Roubo duplamente majorado. Subtração, mediante grave ameaça, exercida com emprego de arma de fogo e concurso de pessoas, de roupas e correntes de estabelecimento comercial. Pretendida absolvição por insuficiência de prova. Admissibilidade. Dúvida quanto à autoria. Acusado não reconhecido pela vítima. Negativa em juízo. Ausência de certeza para firmar condenação criminal. Princípio do in dubio pro reo. Apelo provido para absolvê-lo com base no artigo 386, VII, do CPP.

(TJ-SP – APL: 00045946220118260587 SP 0004594-62.2011.8.26.0587, Relator: Otávio de Almeida Toledo, Data de Julgamento: 27/08/2013, 16ª Câmara de Direito Criminal, Data de Publicação: 29/08/2013)

Apelação. Roubo. Sentença absolutória. Insurgência ministerial. Pleito de condenação. Inviabilidade. Acusado não reconhecido pela vítima ou por testemunhas presenciais. Negativa do réu. Dúvida a prevalecer em favor do acusado. Absolvição mantida. Apelo ministerial improvido.

**O QUE SE PEDE:**
1. Segundo o texto de origem, com base em qual dispositivo legal o apelo foi provido para absolver o acusado?
2. Reescreva o trecho do texto de origem que começa em "(TJ-SP – APL: 00045946220118260587" e termina em "de Publicação: 29/08/2013)", colocando "Turma" no lugar de "Câmara".
3. Como fica em inglês a frase "Acusado não reconhecido pela vítima ou por testemunhas presenciais.", do texto de origem?

[Entradas de regiões rotuladas]
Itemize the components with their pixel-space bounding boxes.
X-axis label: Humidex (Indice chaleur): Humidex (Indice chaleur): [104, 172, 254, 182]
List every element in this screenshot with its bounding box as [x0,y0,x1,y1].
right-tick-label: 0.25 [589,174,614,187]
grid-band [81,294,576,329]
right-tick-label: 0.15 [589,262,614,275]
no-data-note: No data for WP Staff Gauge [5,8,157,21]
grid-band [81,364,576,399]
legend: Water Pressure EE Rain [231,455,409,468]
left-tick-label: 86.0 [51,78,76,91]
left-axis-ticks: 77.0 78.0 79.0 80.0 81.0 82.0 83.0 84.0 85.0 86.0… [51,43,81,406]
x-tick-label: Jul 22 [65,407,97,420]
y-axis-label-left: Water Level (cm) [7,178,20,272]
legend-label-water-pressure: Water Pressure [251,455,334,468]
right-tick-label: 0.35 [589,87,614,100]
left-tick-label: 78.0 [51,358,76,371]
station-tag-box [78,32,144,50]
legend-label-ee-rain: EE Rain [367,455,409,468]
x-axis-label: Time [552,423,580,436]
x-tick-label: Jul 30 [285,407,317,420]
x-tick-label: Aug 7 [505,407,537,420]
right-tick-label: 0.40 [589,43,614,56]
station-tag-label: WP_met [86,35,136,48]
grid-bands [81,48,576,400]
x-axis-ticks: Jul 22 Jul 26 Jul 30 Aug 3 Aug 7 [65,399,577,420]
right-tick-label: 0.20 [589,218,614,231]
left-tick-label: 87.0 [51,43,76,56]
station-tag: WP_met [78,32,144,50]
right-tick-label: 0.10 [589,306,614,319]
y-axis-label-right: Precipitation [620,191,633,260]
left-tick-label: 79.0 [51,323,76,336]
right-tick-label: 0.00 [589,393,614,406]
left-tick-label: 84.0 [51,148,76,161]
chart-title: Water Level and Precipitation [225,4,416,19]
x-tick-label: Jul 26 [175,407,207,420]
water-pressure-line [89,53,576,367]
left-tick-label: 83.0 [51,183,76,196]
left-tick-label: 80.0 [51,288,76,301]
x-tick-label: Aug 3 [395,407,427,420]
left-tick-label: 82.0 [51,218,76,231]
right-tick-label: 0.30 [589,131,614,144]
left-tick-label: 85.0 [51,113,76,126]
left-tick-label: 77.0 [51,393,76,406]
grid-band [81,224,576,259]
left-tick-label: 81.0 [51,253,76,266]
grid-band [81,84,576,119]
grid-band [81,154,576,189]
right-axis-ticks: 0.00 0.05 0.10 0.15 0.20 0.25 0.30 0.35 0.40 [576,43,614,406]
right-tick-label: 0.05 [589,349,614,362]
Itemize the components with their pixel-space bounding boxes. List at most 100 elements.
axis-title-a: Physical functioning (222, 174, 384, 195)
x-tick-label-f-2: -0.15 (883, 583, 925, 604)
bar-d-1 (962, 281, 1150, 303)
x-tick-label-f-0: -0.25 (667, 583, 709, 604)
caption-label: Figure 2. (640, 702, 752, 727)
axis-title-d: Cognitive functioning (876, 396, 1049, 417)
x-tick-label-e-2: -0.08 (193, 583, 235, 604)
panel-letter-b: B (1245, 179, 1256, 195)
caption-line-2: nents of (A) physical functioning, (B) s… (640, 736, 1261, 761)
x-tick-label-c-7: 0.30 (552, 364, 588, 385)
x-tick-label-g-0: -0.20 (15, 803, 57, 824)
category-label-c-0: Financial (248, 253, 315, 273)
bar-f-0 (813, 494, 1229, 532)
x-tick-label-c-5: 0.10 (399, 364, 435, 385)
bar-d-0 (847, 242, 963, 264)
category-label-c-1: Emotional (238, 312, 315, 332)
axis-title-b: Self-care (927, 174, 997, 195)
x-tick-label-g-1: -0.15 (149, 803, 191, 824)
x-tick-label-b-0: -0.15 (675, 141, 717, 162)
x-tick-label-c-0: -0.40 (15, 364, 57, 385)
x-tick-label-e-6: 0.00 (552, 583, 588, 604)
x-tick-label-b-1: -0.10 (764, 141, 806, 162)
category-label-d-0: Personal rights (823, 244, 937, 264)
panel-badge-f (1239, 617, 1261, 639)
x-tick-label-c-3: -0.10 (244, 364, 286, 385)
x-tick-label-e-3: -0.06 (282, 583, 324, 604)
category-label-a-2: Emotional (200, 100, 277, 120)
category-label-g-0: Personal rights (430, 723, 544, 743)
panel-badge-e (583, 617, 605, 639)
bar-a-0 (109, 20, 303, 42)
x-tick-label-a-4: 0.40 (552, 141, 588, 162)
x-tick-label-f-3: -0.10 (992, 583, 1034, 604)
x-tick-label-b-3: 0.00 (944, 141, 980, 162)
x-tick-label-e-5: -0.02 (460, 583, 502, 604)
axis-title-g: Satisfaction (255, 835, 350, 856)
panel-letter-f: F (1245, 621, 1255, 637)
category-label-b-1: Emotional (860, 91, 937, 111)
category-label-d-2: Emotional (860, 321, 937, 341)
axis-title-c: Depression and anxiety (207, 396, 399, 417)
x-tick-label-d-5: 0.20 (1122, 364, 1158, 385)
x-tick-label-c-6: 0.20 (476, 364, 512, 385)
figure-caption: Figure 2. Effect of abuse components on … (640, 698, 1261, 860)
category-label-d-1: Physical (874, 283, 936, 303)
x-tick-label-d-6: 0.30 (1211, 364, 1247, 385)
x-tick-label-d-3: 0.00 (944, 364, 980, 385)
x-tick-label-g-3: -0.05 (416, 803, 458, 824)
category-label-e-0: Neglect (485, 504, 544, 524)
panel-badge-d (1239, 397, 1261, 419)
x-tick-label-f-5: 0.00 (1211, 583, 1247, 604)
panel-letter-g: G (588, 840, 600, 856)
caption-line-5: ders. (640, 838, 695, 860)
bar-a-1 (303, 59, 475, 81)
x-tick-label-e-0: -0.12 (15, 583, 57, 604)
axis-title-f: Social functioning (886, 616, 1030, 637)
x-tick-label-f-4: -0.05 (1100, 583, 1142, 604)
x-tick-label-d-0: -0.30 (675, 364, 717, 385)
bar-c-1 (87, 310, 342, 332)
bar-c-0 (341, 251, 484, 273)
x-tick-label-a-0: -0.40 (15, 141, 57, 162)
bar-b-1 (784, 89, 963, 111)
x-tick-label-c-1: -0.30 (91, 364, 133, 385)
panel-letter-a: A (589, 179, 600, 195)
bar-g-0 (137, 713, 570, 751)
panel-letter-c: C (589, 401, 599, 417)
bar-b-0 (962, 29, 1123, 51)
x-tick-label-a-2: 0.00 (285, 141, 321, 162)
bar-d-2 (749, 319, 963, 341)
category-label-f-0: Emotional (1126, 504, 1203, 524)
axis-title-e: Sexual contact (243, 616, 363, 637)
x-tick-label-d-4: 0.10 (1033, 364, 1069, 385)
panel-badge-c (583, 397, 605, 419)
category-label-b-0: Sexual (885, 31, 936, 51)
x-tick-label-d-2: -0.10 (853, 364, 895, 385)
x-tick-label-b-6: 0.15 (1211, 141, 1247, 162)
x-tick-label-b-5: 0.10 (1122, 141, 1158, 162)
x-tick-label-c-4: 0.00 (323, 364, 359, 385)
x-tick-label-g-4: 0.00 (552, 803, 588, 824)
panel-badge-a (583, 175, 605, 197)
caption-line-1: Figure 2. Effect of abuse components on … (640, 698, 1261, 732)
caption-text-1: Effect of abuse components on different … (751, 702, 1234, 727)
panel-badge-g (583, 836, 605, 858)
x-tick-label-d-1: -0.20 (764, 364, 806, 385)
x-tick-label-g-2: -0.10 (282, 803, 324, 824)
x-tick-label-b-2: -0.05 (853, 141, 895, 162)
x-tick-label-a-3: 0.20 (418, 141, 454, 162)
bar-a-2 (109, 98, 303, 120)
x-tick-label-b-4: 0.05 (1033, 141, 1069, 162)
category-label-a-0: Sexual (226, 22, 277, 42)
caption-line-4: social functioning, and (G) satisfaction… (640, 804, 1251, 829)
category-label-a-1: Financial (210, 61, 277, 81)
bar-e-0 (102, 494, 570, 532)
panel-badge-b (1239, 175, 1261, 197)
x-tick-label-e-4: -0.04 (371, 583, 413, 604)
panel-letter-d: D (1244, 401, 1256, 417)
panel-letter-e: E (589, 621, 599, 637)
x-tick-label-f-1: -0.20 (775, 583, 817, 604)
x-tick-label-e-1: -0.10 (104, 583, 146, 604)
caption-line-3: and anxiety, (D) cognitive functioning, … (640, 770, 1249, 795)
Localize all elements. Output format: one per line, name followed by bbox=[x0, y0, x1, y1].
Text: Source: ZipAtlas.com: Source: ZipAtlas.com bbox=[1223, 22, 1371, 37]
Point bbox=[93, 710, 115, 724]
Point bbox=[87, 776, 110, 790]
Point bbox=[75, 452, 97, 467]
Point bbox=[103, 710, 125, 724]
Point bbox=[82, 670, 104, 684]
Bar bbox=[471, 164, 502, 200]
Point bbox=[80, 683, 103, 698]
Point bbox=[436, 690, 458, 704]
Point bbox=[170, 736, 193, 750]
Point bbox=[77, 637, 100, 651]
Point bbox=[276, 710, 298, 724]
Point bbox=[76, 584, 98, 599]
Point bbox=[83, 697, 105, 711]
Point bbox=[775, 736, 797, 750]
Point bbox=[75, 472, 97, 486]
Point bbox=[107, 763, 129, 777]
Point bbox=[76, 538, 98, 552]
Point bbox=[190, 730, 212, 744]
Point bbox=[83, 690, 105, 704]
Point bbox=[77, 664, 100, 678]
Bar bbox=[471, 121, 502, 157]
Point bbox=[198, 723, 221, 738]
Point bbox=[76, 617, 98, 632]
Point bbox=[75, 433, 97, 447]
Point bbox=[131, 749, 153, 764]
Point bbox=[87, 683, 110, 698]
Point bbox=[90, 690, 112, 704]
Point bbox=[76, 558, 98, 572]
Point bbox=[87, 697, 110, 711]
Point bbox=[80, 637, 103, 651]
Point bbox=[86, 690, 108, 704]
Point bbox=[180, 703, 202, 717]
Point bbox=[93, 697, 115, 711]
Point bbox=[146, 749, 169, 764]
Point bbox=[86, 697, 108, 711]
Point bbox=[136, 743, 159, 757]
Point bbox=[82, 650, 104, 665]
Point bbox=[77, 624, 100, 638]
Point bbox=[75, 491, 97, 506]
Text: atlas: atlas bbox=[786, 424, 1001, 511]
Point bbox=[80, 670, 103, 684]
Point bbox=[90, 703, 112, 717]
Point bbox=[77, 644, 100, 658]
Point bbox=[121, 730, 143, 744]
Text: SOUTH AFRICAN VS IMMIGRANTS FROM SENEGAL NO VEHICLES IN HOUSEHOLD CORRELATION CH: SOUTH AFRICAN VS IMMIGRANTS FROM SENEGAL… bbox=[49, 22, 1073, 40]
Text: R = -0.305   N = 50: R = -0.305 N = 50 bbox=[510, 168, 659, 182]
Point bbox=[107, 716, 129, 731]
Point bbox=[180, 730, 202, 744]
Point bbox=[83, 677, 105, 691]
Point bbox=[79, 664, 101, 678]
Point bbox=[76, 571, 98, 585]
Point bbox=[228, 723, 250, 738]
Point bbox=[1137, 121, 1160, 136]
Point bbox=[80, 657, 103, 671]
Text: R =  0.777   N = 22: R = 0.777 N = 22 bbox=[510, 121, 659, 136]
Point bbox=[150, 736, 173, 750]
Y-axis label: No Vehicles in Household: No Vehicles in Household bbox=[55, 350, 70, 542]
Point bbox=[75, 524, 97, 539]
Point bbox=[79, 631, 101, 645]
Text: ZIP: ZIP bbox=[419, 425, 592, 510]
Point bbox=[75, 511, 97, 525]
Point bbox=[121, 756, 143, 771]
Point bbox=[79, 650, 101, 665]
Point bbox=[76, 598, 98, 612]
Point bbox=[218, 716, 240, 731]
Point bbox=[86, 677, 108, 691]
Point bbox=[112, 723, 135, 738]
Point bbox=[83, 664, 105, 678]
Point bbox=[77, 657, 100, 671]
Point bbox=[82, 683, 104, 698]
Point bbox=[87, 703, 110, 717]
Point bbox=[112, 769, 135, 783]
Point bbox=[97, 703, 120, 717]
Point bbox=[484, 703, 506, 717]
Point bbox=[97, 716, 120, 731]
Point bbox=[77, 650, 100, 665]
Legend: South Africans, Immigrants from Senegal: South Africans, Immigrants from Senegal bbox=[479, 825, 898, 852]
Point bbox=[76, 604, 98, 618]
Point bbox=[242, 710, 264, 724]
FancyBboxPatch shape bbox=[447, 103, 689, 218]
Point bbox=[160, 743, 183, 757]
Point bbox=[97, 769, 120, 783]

**RESPOSTAS DOS EXERCÍCIOS:**
1. Com base no artigo 386, VII, do CPP.

2.
(TJ-SP – APL: 00045946220118260587 SP 0004594-62.2011.8.26.0587, Relator: Otávio de Almeida Toledo, Data de Julgamento: 27/08/2013, 16ª Turma de Direito Criminal, Data de Publicação: 29/08/2013)

3. Defendant not recognized by the victim or by eyewitnesses.